Track down each line that has the word "eiusmodi" and copy it.
## Begin Dataset
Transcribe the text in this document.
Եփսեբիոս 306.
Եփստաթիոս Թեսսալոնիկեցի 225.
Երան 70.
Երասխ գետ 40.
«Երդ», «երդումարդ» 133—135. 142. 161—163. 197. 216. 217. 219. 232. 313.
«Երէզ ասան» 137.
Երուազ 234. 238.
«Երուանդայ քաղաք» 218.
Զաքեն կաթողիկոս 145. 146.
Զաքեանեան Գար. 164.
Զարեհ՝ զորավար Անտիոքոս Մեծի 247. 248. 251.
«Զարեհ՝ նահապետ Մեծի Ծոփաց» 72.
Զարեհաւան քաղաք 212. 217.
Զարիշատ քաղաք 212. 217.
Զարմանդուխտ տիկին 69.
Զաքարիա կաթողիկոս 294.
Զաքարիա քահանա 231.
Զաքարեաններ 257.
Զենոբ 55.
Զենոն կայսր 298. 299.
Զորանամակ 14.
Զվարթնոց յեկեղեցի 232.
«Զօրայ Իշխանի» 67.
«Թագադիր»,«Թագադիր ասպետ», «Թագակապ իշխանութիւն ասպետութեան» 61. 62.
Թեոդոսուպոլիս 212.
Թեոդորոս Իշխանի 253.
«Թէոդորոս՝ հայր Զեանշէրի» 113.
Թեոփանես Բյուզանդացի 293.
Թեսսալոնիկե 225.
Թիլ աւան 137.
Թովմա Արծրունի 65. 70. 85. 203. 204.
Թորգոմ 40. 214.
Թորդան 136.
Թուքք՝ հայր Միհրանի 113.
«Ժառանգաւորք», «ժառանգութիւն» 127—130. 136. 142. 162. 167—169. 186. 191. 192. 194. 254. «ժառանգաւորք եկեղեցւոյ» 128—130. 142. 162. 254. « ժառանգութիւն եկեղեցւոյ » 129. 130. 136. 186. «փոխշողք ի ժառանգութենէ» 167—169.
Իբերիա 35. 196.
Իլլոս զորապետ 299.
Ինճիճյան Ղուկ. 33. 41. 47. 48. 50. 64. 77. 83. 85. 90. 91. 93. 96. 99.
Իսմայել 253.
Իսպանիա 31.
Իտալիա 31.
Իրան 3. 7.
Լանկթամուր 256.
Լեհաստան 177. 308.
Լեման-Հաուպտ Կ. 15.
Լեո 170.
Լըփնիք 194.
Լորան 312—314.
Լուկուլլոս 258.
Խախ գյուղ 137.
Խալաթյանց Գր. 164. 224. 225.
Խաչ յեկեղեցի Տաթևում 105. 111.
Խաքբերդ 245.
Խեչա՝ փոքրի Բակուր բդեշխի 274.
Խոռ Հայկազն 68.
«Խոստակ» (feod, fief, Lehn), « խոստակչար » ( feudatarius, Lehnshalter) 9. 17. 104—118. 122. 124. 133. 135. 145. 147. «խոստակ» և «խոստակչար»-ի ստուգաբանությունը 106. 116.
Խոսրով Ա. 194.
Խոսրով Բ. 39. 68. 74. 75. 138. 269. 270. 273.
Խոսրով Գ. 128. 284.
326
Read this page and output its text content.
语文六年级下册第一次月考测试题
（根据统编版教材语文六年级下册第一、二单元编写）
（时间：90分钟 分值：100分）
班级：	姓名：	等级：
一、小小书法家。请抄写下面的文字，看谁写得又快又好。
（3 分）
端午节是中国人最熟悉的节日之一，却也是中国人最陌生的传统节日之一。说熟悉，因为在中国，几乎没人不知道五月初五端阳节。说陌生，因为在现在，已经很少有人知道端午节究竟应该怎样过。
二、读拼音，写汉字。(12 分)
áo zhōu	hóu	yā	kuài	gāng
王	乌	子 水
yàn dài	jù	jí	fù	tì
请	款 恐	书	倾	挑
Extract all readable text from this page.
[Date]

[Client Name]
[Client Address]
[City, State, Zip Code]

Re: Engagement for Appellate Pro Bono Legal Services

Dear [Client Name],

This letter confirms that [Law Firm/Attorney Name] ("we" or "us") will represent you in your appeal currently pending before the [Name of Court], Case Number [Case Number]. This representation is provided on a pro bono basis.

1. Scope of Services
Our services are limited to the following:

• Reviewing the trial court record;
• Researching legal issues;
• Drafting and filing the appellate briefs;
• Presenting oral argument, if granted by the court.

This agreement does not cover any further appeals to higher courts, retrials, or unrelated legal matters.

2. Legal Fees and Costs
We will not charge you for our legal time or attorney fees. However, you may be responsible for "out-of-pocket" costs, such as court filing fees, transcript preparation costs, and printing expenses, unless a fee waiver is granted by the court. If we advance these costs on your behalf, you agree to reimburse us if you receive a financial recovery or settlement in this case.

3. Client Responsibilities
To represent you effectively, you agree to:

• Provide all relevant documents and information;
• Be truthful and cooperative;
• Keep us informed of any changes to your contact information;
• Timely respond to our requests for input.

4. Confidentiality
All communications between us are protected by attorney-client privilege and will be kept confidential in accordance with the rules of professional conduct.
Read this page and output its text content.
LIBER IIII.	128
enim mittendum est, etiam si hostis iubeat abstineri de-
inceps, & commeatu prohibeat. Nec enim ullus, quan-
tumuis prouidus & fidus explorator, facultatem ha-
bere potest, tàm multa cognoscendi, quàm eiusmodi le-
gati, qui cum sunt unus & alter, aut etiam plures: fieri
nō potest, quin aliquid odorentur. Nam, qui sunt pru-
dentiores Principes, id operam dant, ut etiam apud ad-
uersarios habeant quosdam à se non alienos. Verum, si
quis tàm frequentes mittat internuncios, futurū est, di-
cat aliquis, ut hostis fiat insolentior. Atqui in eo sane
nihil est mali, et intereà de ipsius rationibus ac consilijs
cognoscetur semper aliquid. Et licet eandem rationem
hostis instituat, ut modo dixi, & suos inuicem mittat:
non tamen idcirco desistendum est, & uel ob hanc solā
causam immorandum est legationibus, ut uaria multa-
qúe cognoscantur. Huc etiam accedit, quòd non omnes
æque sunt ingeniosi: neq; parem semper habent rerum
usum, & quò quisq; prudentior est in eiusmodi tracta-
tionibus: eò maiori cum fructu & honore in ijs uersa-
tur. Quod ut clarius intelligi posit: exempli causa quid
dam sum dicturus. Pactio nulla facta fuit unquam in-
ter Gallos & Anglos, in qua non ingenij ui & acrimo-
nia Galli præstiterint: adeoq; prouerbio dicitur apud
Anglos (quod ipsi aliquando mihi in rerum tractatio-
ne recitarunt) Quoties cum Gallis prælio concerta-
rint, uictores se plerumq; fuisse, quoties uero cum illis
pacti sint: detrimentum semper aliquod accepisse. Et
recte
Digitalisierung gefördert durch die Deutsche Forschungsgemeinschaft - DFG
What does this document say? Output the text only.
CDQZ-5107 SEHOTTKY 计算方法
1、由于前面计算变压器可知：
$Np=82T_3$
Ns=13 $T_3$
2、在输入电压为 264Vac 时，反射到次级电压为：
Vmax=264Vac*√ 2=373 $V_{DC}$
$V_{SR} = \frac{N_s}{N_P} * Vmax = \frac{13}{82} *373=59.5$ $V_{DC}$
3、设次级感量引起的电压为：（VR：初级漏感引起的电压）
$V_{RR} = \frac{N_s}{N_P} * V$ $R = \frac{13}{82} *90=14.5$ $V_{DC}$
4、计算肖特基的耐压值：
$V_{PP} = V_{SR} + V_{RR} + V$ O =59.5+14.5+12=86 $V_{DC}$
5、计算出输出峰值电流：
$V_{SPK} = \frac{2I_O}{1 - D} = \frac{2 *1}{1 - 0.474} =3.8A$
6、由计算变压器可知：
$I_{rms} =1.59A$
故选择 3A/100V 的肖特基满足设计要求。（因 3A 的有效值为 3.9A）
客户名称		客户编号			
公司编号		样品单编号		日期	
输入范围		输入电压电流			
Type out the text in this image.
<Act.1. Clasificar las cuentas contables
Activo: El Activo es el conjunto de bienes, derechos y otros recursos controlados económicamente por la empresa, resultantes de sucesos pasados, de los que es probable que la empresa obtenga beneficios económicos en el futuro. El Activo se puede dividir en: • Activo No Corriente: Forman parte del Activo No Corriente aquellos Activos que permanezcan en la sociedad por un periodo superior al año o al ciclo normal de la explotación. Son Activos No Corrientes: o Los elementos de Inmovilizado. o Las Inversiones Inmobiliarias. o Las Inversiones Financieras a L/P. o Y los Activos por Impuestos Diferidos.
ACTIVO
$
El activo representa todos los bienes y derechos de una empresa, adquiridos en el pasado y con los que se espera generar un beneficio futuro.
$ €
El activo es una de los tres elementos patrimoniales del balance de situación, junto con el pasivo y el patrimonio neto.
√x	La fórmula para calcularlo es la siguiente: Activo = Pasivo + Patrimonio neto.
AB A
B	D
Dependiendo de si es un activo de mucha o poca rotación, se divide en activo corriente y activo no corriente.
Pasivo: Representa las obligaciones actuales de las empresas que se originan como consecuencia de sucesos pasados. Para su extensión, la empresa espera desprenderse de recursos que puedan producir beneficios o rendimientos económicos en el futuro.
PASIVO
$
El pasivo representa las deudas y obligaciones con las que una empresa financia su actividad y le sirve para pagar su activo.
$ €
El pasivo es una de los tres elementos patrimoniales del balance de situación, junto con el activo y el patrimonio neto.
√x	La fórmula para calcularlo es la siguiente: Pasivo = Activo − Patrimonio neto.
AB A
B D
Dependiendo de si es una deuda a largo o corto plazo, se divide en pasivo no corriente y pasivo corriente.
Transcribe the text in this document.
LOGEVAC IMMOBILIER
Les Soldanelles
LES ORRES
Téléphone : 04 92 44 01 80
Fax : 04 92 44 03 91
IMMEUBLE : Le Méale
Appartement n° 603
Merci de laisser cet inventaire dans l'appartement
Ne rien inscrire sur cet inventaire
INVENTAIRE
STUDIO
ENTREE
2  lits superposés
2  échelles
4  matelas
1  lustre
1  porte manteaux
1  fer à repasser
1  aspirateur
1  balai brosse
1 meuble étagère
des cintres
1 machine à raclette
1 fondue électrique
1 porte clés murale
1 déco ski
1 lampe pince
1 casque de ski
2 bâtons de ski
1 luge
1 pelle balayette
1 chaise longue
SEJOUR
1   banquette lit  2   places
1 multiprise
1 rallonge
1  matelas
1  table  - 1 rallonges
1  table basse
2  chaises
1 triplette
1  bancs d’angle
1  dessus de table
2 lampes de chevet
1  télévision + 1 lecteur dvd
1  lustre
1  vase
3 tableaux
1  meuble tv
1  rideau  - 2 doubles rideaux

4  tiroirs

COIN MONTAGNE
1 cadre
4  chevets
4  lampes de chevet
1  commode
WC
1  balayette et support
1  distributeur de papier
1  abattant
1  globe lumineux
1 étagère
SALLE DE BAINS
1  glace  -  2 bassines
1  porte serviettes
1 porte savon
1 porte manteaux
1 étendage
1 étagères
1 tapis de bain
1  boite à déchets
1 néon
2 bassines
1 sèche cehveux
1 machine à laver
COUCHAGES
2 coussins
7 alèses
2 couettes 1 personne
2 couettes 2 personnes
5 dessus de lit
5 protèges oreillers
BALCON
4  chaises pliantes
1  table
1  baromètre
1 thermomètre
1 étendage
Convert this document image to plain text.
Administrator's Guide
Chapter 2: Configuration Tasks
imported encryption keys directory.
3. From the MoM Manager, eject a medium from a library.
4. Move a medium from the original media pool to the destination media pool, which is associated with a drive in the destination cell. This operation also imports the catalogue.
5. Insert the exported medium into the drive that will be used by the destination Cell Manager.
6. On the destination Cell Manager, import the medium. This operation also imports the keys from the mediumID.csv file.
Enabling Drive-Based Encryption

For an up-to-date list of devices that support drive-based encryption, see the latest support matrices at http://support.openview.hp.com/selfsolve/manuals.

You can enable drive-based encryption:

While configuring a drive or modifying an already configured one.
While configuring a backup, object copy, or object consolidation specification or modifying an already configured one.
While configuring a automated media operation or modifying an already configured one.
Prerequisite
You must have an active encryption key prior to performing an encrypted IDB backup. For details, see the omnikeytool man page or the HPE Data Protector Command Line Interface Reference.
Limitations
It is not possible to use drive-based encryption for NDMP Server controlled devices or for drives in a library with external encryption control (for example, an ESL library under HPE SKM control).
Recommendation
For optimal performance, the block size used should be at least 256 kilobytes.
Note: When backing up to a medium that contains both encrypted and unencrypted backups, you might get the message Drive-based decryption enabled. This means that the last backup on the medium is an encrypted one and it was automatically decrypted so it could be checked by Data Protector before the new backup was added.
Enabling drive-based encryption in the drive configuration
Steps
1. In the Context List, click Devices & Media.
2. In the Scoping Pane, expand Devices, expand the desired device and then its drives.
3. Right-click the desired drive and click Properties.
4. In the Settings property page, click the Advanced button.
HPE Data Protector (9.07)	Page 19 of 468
## End Dataset
**Task output**
bere potest, tàm multa cognoscendi, quàm eiusmodi le-
usum, & quò quisq; prudentior est in eiusmodi tracta-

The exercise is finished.